======== The records

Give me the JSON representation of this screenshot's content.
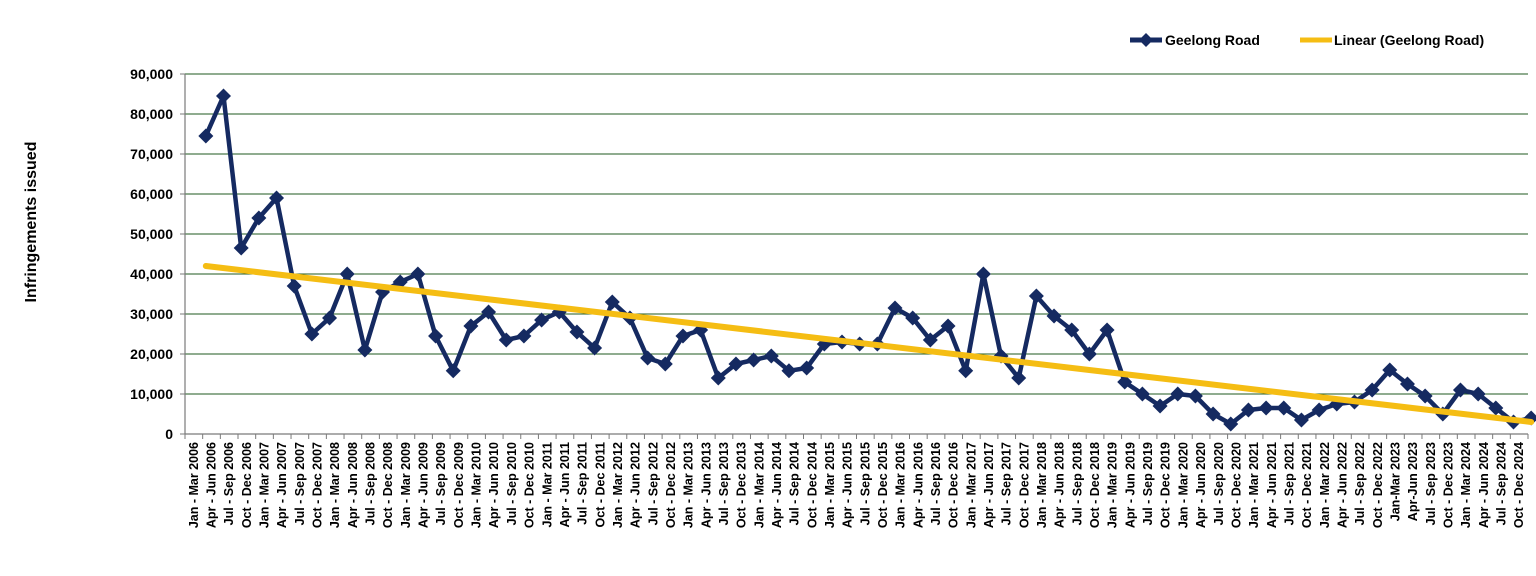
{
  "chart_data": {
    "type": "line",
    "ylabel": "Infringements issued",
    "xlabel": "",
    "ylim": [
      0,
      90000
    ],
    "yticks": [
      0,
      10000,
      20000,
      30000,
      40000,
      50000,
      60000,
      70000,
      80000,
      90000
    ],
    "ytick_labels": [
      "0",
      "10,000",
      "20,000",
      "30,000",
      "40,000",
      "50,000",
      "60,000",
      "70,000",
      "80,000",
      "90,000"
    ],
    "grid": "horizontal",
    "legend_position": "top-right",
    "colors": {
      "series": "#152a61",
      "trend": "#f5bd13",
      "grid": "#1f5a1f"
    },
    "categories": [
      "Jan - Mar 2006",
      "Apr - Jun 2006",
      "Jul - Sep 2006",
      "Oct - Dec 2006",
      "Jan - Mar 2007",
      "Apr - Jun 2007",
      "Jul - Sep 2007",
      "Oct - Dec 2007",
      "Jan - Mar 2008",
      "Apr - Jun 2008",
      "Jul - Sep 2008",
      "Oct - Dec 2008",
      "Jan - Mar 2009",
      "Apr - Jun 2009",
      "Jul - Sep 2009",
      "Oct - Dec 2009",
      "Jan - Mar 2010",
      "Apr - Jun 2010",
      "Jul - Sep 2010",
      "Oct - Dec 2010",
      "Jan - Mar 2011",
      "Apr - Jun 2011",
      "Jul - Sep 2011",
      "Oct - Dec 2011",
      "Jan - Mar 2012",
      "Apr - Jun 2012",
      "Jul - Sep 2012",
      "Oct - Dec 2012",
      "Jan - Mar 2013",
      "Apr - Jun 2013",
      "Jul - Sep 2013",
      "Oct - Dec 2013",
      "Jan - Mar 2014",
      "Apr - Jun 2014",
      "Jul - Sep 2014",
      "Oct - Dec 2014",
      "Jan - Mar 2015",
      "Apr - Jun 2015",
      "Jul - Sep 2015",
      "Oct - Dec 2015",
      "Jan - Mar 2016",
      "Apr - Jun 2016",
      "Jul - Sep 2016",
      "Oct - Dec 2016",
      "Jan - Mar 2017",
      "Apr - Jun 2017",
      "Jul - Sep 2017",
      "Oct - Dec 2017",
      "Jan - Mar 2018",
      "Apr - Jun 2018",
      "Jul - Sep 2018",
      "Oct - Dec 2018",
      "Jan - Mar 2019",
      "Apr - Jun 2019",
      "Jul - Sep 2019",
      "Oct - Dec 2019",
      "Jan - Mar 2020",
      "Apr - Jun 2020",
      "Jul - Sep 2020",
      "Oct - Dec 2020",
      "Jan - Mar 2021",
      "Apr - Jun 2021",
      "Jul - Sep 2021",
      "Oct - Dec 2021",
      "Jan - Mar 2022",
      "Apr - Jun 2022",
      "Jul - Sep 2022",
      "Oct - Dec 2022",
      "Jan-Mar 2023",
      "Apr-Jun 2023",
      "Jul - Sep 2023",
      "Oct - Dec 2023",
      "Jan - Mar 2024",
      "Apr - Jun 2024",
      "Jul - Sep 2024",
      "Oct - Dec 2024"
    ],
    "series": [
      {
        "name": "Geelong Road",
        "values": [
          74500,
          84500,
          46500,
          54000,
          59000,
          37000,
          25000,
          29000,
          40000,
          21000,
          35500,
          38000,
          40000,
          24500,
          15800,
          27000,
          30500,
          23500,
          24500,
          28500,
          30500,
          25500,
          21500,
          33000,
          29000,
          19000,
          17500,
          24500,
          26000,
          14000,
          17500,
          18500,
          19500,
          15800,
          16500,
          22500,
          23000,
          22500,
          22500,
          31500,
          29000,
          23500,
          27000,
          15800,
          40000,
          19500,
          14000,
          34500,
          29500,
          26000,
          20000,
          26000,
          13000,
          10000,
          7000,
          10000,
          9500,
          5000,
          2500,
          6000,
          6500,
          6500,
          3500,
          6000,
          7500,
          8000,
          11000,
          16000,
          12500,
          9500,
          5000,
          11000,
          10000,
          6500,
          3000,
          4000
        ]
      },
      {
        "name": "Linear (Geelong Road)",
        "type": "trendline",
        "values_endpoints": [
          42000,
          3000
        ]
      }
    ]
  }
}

================

Transcribe all of the entries word for word, but skip any pictures they contain.

Give me the JSON representation of this screenshot's content.
{
  "chart_data": {
    "type": "line",
    "ylabel": "Infringements issued",
    "xlabel": "",
    "ylim": [
      0,
      90000
    ],
    "yticks": [
      0,
      10000,
      20000,
      30000,
      40000,
      50000,
      60000,
      70000,
      80000,
      90000
    ],
    "ytick_labels": [
      "0",
      "10,000",
      "20,000",
      "30,000",
      "40,000",
      "50,000",
      "60,000",
      "70,000",
      "80,000",
      "90,000"
    ],
    "grid": "horizontal",
    "legend_position": "top-right",
    "colors": {
      "series": "#152a61",
      "trend": "#f5bd13",
      "grid": "#1f5a1f"
    },
    "categories": [
      "Jan - Mar 2006",
      "Apr - Jun 2006",
      "Jul - Sep 2006",
      "Oct - Dec 2006",
      "Jan - Mar 2007",
      "Apr - Jun 2007",
      "Jul - Sep 2007",
      "Oct - Dec 2007",
      "Jan - Mar 2008",
      "Apr - Jun 2008",
      "Jul - Sep 2008",
      "Oct - Dec 2008",
      "Jan - Mar 2009",
      "Apr - Jun 2009",
      "Jul - Sep 2009",
      "Oct - Dec 2009",
      "Jan - Mar 2010",
      "Apr - Jun 2010",
      "Jul - Sep 2010",
      "Oct - Dec 2010",
      "Jan - Mar 2011",
      "Apr - Jun 2011",
      "Jul - Sep 2011",
      "Oct - Dec 2011",
      "Jan - Mar 2012",
      "Apr - Jun 2012",
      "Jul - Sep 2012",
      "Oct - Dec 2012",
      "Jan - Mar 2013",
      "Apr - Jun 2013",
      "Jul - Sep 2013",
      "Oct - Dec 2013",
      "Jan - Mar 2014",
      "Apr - Jun 2014",
      "Jul - Sep 2014",
      "Oct - Dec 2014",
      "Jan - Mar 2015",
      "Apr - Jun 2015",
      "Jul - Sep 2015",
      "Oct - Dec 2015",
      "Jan - Mar 2016",
      "Apr - Jun 2016",
      "Jul - Sep 2016",
      "Oct - Dec 2016",
      "Jan - Mar 2017",
      "Apr - Jun 2017",
      "Jul - Sep 2017",
      "Oct - Dec 2017",
      "Jan - Mar 2018",
      "Apr - Jun 2018",
      "Jul - Sep 2018",
      "Oct - Dec 2018",
      "Jan - Mar 2019",
      "Apr - Jun 2019",
      "Jul - Sep 2019",
      "Oct - Dec 2019",
      "Jan - Mar 2020",
      "Apr - Jun 2020",
      "Jul - Sep 2020",
      "Oct - Dec 2020",
      "Jan - Mar 2021",
      "Apr - Jun 2021",
      "Jul - Sep 2021",
      "Oct - Dec 2021",
      "Jan - Mar 2022",
      "Apr - Jun 2022",
      "Jul - Sep 2022",
      "Oct - Dec 2022",
      "Jan-Mar 2023",
      "Apr-Jun 2023",
      "Jul - Sep 2023",
      "Oct - Dec 2023",
      "Jan - Mar 2024",
      "Apr - Jun 2024",
      "Jul - Sep 2024",
      "Oct - Dec 2024"
    ],
    "series": [
      {
        "name": "Geelong Road",
        "values": [
          74500,
          84500,
          46500,
          54000,
          59000,
          37000,
          25000,
          29000,
          40000,
          21000,
          35500,
          38000,
          40000,
          24500,
          15800,
          27000,
          30500,
          23500,
          24500,
          28500,
          30500,
          25500,
          21500,
          33000,
          29000,
          19000,
          17500,
          24500,
          26000,
          14000,
          17500,
          18500,
          19500,
          15800,
          16500,
          22500,
          23000,
          22500,
          22500,
          31500,
          29000,
          23500,
          27000,
          15800,
          40000,
          19500,
          14000,
          34500,
          29500,
          26000,
          20000,
          26000,
          13000,
          10000,
          7000,
          10000,
          9500,
          5000,
          2500,
          6000,
          6500,
          6500,
          3500,
          6000,
          7500,
          8000,
          11000,
          16000,
          12500,
          9500,
          5000,
          11000,
          10000,
          6500,
          3000,
          4000
        ]
      },
      {
        "name": "Linear (Geelong Road)",
        "type": "trendline",
        "values_endpoints": [
          42000,
          3000
        ]
      }
    ]
  }
}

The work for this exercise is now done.